Auch in Sachen Zahlen können die Qinao-gründerinnen überzeugen: Staiger rechnet vor, dass beim Verkaufspreis für die kleine Packung in Höhe von 2,95 Euro 41 Cent Herstellerkosten anfallen, bei der größeren 97 Cent beim Preis von 4,95 Euro. Qinao sei mit den Wachmacher-tabletten in 130 Stores vertreten und habe im Jahr 2019 120 000 Euro Umsatz gemacht. 2021 soll dieser 2,2 Millionen Euro betragen und wiederum ein Jahr später auf 4,1 Millionen steigen.

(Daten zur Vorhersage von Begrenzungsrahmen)
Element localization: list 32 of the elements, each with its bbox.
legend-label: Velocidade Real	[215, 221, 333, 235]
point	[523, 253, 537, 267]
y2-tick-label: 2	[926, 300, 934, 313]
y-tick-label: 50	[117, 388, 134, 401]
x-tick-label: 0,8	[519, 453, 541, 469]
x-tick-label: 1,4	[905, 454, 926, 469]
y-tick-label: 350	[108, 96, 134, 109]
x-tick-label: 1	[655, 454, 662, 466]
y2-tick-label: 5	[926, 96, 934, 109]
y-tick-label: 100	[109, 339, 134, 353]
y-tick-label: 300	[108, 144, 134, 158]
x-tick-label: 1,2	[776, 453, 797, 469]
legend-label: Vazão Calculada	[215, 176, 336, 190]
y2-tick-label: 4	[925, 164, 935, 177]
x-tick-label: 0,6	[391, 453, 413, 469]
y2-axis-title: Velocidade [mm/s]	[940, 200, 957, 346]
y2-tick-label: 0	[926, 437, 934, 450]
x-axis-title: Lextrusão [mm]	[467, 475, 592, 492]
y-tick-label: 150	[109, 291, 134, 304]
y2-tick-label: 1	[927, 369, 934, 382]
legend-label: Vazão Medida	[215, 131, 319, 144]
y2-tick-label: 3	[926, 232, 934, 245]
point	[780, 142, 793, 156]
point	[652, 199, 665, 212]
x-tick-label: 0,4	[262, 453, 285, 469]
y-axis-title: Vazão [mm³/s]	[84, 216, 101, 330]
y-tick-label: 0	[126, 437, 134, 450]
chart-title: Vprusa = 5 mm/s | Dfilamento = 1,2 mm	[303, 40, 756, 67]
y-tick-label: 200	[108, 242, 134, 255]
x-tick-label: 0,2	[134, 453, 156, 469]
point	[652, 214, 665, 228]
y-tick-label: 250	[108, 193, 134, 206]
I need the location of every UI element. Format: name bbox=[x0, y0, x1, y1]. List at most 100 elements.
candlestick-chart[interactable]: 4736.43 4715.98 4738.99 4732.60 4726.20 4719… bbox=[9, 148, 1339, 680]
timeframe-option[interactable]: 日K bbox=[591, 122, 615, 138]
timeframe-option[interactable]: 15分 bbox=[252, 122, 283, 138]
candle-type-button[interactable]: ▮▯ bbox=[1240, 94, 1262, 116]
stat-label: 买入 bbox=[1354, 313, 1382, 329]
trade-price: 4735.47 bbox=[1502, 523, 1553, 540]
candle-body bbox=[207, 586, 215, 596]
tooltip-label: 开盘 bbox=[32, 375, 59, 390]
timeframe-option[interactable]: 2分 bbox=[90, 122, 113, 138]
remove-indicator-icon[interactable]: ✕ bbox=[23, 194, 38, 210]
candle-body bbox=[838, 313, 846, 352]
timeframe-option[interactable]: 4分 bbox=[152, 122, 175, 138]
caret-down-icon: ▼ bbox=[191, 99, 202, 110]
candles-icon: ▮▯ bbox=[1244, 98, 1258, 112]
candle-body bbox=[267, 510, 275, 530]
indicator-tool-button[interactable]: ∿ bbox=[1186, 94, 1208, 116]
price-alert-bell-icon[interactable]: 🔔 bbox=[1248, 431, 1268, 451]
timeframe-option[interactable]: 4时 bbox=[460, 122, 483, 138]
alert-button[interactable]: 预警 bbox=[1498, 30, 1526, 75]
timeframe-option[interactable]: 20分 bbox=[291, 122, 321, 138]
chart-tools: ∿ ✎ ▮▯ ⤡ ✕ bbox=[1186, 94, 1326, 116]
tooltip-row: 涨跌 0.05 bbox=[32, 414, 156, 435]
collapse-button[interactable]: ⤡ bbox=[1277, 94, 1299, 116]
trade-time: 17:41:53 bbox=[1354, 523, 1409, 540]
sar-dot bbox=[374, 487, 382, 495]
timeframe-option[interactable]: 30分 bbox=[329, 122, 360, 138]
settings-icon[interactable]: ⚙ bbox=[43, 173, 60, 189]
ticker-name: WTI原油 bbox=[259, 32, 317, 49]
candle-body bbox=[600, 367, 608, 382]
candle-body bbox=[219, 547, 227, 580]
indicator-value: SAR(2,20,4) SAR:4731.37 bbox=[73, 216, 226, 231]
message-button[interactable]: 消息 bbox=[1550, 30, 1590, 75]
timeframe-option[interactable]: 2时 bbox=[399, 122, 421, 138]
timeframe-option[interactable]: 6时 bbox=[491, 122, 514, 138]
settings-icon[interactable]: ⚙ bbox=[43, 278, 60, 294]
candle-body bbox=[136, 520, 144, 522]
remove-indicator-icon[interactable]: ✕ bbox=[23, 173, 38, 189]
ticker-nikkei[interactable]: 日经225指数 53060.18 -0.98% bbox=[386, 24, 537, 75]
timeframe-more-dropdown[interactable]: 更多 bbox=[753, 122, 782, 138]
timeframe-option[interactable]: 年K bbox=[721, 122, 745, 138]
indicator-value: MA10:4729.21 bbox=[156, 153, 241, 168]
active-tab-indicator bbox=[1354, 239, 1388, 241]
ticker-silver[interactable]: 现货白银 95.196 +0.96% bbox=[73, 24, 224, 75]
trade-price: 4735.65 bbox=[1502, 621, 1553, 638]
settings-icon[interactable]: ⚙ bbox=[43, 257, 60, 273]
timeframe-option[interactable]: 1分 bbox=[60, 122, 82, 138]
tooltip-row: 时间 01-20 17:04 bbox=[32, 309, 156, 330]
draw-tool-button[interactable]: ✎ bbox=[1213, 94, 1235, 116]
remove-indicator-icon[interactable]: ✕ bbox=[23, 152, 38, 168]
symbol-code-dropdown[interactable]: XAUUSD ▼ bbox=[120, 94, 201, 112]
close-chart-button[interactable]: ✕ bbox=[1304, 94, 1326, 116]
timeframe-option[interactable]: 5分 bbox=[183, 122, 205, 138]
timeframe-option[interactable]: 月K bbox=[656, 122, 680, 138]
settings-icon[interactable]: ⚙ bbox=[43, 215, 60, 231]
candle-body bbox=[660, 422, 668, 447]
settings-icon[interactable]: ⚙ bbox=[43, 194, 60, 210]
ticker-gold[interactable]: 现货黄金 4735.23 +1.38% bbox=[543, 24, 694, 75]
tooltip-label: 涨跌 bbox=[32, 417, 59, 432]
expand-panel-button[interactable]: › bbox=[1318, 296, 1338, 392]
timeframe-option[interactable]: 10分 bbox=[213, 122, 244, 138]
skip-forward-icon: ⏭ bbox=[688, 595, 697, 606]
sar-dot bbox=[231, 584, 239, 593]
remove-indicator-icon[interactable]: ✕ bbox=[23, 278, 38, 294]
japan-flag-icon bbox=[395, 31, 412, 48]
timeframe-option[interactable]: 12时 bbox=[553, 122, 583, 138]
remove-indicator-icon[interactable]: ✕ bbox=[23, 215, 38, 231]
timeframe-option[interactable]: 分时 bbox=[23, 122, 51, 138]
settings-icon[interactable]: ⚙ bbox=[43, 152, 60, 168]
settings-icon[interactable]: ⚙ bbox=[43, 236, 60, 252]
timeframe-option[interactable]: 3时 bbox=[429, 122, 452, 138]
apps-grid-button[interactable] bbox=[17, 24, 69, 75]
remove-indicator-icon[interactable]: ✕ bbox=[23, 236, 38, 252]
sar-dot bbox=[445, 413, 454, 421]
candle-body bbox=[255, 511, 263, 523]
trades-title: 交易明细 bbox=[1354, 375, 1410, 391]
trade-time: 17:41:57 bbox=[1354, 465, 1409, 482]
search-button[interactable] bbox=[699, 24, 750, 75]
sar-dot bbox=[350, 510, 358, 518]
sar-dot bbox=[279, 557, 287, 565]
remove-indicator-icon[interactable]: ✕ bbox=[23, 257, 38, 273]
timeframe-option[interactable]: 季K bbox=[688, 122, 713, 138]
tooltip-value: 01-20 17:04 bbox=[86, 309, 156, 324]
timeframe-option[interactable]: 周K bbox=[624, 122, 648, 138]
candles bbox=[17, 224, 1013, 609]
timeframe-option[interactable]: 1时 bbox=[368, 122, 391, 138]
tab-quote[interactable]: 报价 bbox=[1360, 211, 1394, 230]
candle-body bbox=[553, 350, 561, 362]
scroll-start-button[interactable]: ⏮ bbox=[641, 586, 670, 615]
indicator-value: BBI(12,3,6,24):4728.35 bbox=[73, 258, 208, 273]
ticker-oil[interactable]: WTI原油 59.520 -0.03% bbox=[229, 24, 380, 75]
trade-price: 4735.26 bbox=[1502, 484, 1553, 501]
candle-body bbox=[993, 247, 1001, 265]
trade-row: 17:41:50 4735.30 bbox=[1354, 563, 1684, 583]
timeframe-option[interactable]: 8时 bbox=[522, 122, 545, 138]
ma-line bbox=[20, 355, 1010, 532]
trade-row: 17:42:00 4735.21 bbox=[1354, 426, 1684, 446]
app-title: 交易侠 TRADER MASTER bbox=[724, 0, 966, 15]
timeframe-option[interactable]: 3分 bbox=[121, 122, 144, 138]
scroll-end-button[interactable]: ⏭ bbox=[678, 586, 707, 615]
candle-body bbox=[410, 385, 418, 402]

> _AUFGABENLISTE_:
1 > Prüfen Sie, ob die folgenden Aussagen mit dem Textauszug übereinstimmen, und antworten Sie jeweils mit Ja oder Nein sowie den entscheidenden Worten des Textauszugs als wörtlichem Zitat. (a) Die kleine Packung kostet im Verkauf 2,95 Euro. (b) Qinao ist mit den Tabletten in 230 Stores vertreten. (c) Für 2021 wird ein Umsatz von 4,1 Millionen Euro erwartet.
2 > Geben Sie den Abschnitt des Textauszugs wörtlich wieder, von „Auch in Sachen“ bis einschließlich „4,1 Millionen steigen.“.
Stützen Sie sich ausschließlich auf den Textauszug.

> _ERGEBNISSE JE AUFGABE_:
1 >
(a) Ja: „beim Verkaufspreis für die kleine Packung in Höhe von 2,95 Euro“
(b) Nein: „in 130 Stores vertreten“
(c) Nein: „2021 soll dieser 2,2 Millionen Euro betragen“

2 >
Auch in Sachen Zahlen können die Qinao-gründerinnen überzeugen: Staiger rechnet vor, dass beim Verkaufspreis für die kleine Packung in Höhe von 2,95 Euro 41 Cent Herstellerkosten anfallen, bei der größeren 97 Cent beim Preis von 4,95 Euro. Qinao sei mit den Wachmacher-tabletten in 130 Stores vertreten und habe im Jahr 2019 120 000 Euro Umsatz gemacht. 2021 soll dieser 2,2 Millionen Euro betragen und wiederum ein Jahr später auf 4,1 Millionen steigen.